Provided text -
+-------+

Caveat for using PropertyPlaceholderConfigurer
If you are using an XmlBeanFactory, you have to explicitly reference the PropertyPlaceholderConfigurer
and invoke it upon your bean factory. For example.
XmlBeanFactory factory = new XmlBeanFactory(new FileSystemResource("beans.xml")); PropertyPlaceholderConfigurer configurer = new PropertyPlaceholderConfigurer(); configurer.setLocation(new FileSystemResource("application.properties")); configurer.postProcessBeanFactory(factory);
Or you could retrieve the bean from the context and then invoke it.
XmlBeanFactory factory = new XmlBeanFactory(new FileSystemResource("beans.xml")); PropertyPlaceholderConfigurer configurer = factory.getBean("placeholderConfig"); configurer.postProcessBeanFactory(factory);
Either way, you have explicitly invoke the configurer to do its work upon your Spring configuration. For this reason alone, I prefer to use ClassPathXmlApplicationContext as my factory, because it will automatically invoke any PropertyPlaceholderConfigurer
on the context, just by having it in the Spring configuration. Also, you generally need a ApplicationContext
in web apps.
Data Source vs JNDI
If you need to manage data sources across environments, and you have access to JNDI in each environment, use that instead. No need to hard code passwords in property files that way. But you will probably still a properties file approach for local unit testing - that you should be able to run without a server.
Appendix
Links that helped me with this.
- From the Spring - Java/J2EE Application Framework Reference Documentation is Chapter 3. Beans, BeanFactory and the ApplicationContext.

+-------+

Task requirements -
A) Rewrite the passage of the PropertyPlaceholderConfigurer note that begins at the words "Caveat for using" and stops after "then invoke it.", replacing "explicitly" with "manually".
B) Write the next part of the note on using PropertyPlaceholderConfigurer, picking up after its last sentence.

+-------+

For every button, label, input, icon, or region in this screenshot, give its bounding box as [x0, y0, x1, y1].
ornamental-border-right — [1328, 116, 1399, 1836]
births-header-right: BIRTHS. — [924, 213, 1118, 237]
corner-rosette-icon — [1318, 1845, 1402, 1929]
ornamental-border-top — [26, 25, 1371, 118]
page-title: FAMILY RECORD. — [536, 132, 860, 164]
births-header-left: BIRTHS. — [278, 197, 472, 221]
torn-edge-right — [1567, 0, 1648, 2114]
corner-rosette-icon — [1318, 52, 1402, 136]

+-------+

Answer list -
A)
Caveat for using PropertyPlaceholderConfigurer
If you are using an XmlBeanFactory, you have to manually reference the PropertyPlaceholderConfigurer
and invoke it upon your bean factory. For example.
XmlBeanFactory factory = new XmlBeanFactory(new FileSystemResource("beans.xml")); PropertyPlaceholderConfigurer configurer = new PropertyPlaceholderConfigurer(); configurer.setLocation(new FileSystemResource("application.properties")); configurer.postProcessBeanFactory(factory);
Or you could retrieve the bean from the context and then invoke it.

B)
- I posted a question about this on the Spring forum, where I learned how to use this functionality. Further, I learned that Spring V3 might allow nested property place-holders in the property keys, not just values.
Comments
The idea is that your Spring configuration puts values into a bean object and you retrieve the bean object from Spring.
See "3.6. Interacting with the BeanFactory" in Chapter 3. Beans, BeanFactory and the ApplicationContext for ways of getting your bean!
Rob
:)
I was looking for a solution for the nested property and found your post. It's helping me resolve the problem!!!
I would like to add that instead of hard-coding your env variable inside the properties file itself, you can setup a system property -Denv=local for example. Then you don't even have to modify this property file every time you change fromone env to another. Just remember to change the system property though. Like in Tomcat I put -Denv=local in the startup.sh in my CATALINA_BASE/startup.sh file.